## Begin
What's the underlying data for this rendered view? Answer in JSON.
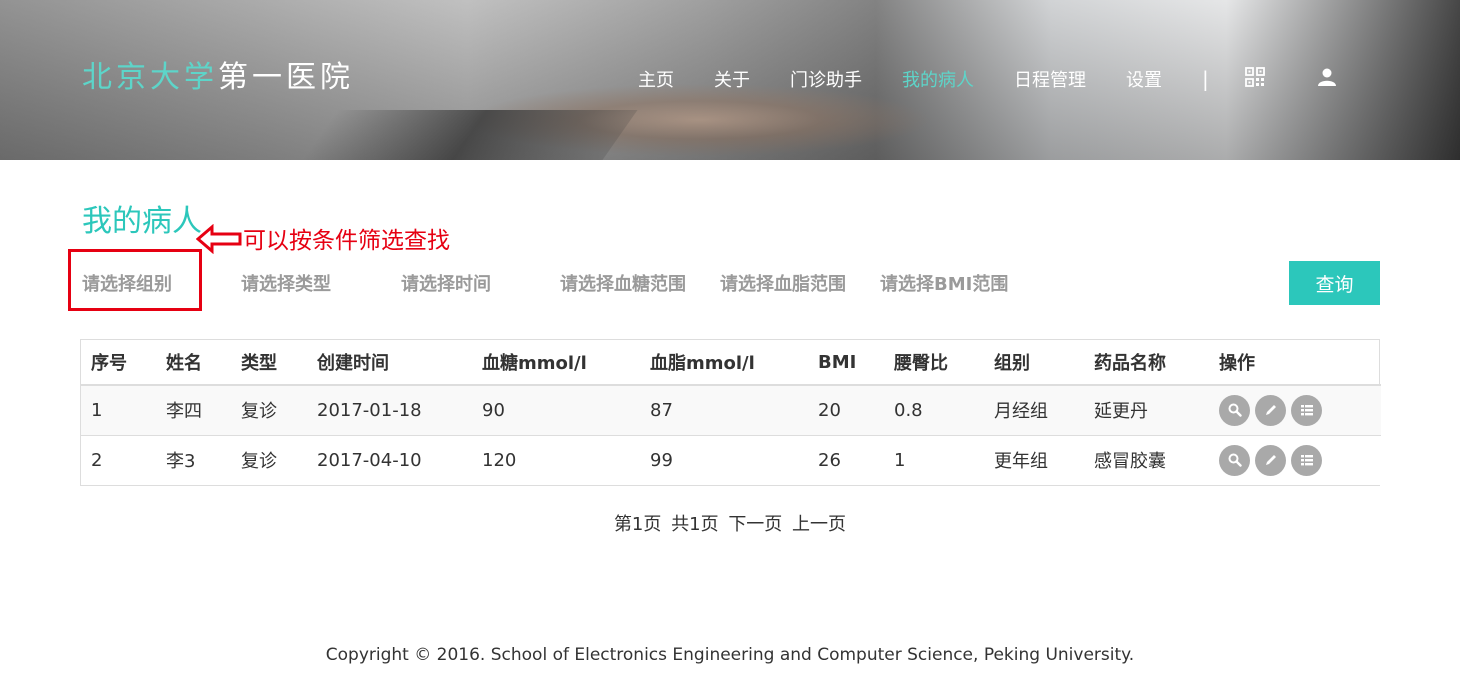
{
  "header": {
    "logo_part1": "北京大学",
    "logo_part2": "第一医院",
    "nav": [
      {
        "label": "主页",
        "active": false
      },
      {
        "label": "关于",
        "active": false
      },
      {
        "label": "门诊助手",
        "active": false
      },
      {
        "label": "我的病人",
        "active": true
      },
      {
        "label": "日程管理",
        "active": false
      },
      {
        "label": "设置",
        "active": false
      }
    ],
    "separator": "|",
    "icons": [
      "qrcode-icon",
      "user-icon"
    ],
    "accent_color": "#5dd5c9"
  },
  "page": {
    "title": "我的病人",
    "annotation": "可以按条件筛选查找",
    "annotation_color": "#e60012"
  },
  "filters": {
    "group": "请选择组别",
    "type": "请选择类型",
    "time": "请选择时间",
    "glucose": "请选择血糖范围",
    "lipid": "请选择血脂范围",
    "bmi": "请选择BMI范围",
    "query_button": "查询"
  },
  "table": {
    "columns": [
      "序号",
      "姓名",
      "类型",
      "创建时间",
      "血糖mmol/l",
      "血脂mmol/l",
      "BMI",
      "腰臀比",
      "组别",
      "药品名称",
      "操作"
    ],
    "rows": [
      {
        "no": "1",
        "name": "李四",
        "type": "复诊",
        "created": "2017-01-18",
        "glucose": "90",
        "lipid": "87",
        "bmi": "20",
        "whr": "0.8",
        "group": "月经组",
        "drug": "延更丹"
      },
      {
        "no": "2",
        "name": "李3",
        "type": "复诊",
        "created": "2017-04-10",
        "glucose": "120",
        "lipid": "99",
        "bmi": "26",
        "whr": "1",
        "group": "更年组",
        "drug": "感冒胶囊"
      }
    ],
    "row_actions": [
      "search-icon",
      "edit-icon",
      "list-icon"
    ]
  },
  "pagination": {
    "current": "第1页",
    "total": "共1页",
    "next": "下一页",
    "prev": "上一页"
  },
  "footer": {
    "copyright": "Copyright © 2016. School of Electronics Engineering and Computer Science, Peking University."
  }
}
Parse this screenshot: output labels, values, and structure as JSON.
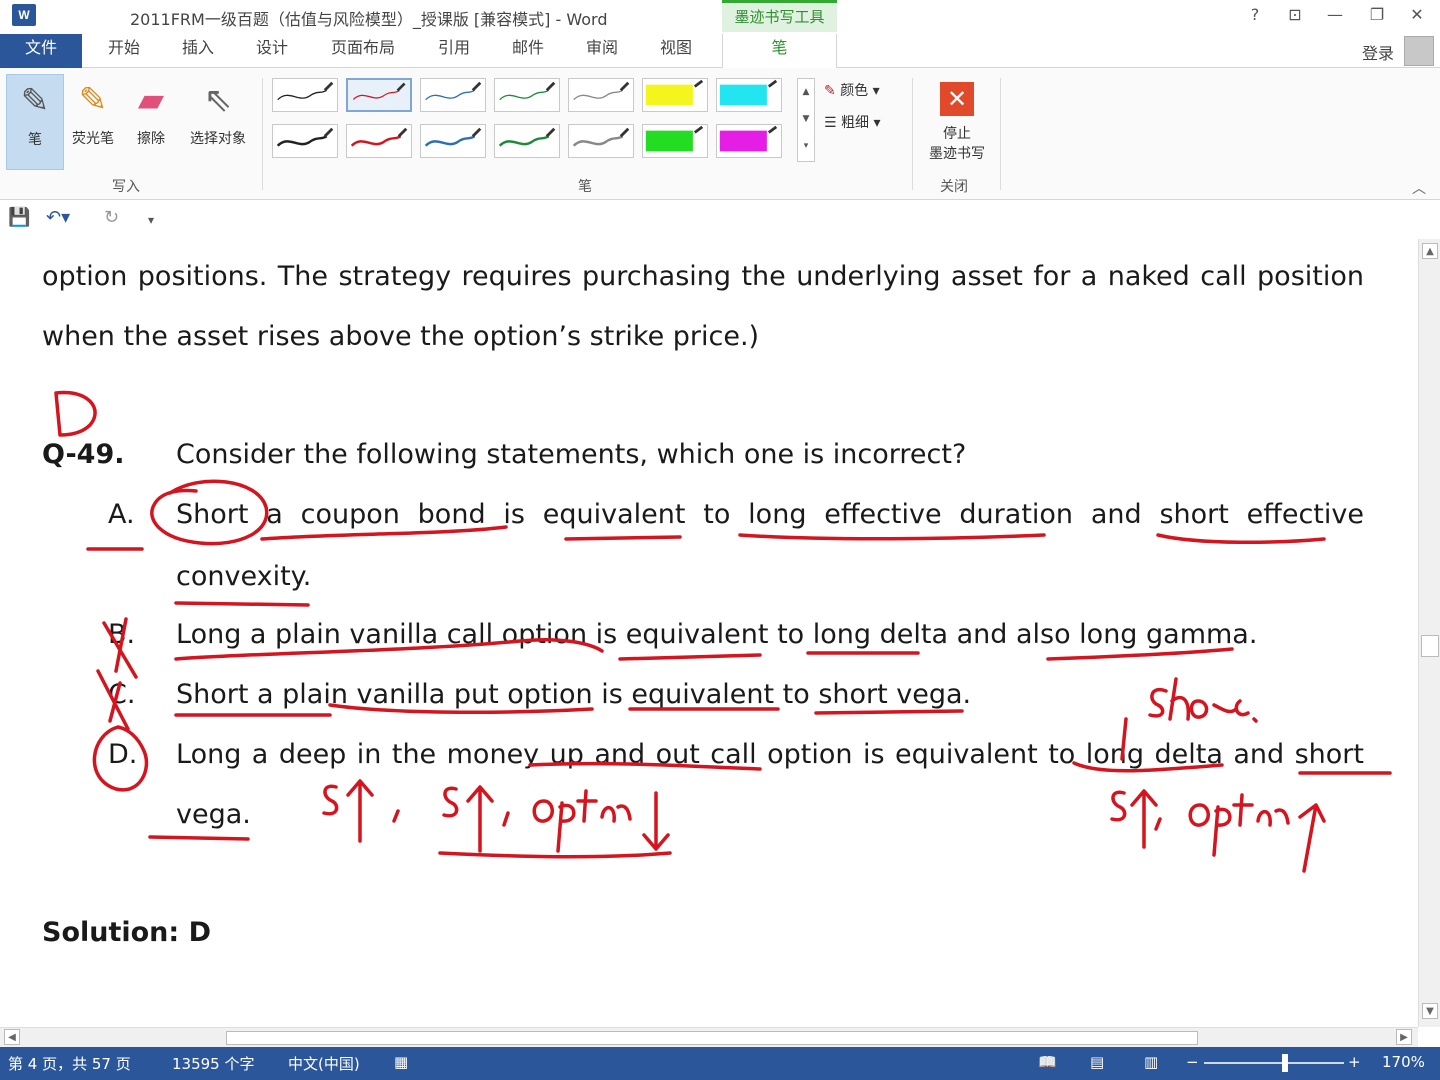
{
  "window": {
    "title": "2011FRM一级百题（估值与风险模型）_授课版 [兼容模式] - Word",
    "context_tab": "墨迹书写工具",
    "help": "?",
    "login": "登录"
  },
  "tabs": [
    "文件",
    "开始",
    "插入",
    "设计",
    "页面布局",
    "引用",
    "邮件",
    "审阅",
    "视图",
    "笔"
  ],
  "ribbon": {
    "write_group": {
      "label": "写入",
      "buttons": [
        "笔",
        "荧光笔",
        "擦除",
        "选择对象"
      ]
    },
    "pen_group": {
      "label": "笔",
      "color": "颜色",
      "thickness": "粗细"
    },
    "close_group": {
      "label": "关闭",
      "stop_line1": "停止",
      "stop_line2": "墨迹书写"
    }
  },
  "document": {
    "line1": "option positions. The strategy requires purchasing the underlying asset for a naked call position",
    "line2": "when the asset rises above the option’s strike price.)",
    "question_number": "Q-49.",
    "question_text": "Consider the following statements, which one is incorrect?",
    "options": [
      {
        "letter": "A.",
        "text1": "Short a coupon bond is equivalent to long effective duration and short effective",
        "text2": "convexity."
      },
      {
        "letter": "B.",
        "text1": "Long a plain vanilla call option is equivalent to long delta and also long gamma."
      },
      {
        "letter": "C.",
        "text1": "Short a plain vanilla put option is equivalent to short vega."
      },
      {
        "letter": "D.",
        "text1": "Long a deep in the money up and out call option is equivalent to long delta and short",
        "text2": "vega."
      }
    ],
    "solution": "Solution: D",
    "ink_color": "#d4141e"
  },
  "status": {
    "page": "第 4 页，共 57 页",
    "words": "13595 个字",
    "language": "中文(中国)",
    "zoom": "170%"
  }
}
## End
> INSTRUCTIONS TO FOLLOW: In the entries above, count every line containing the word "JSON". Write only the total.

> RIGHT ANSWER: 2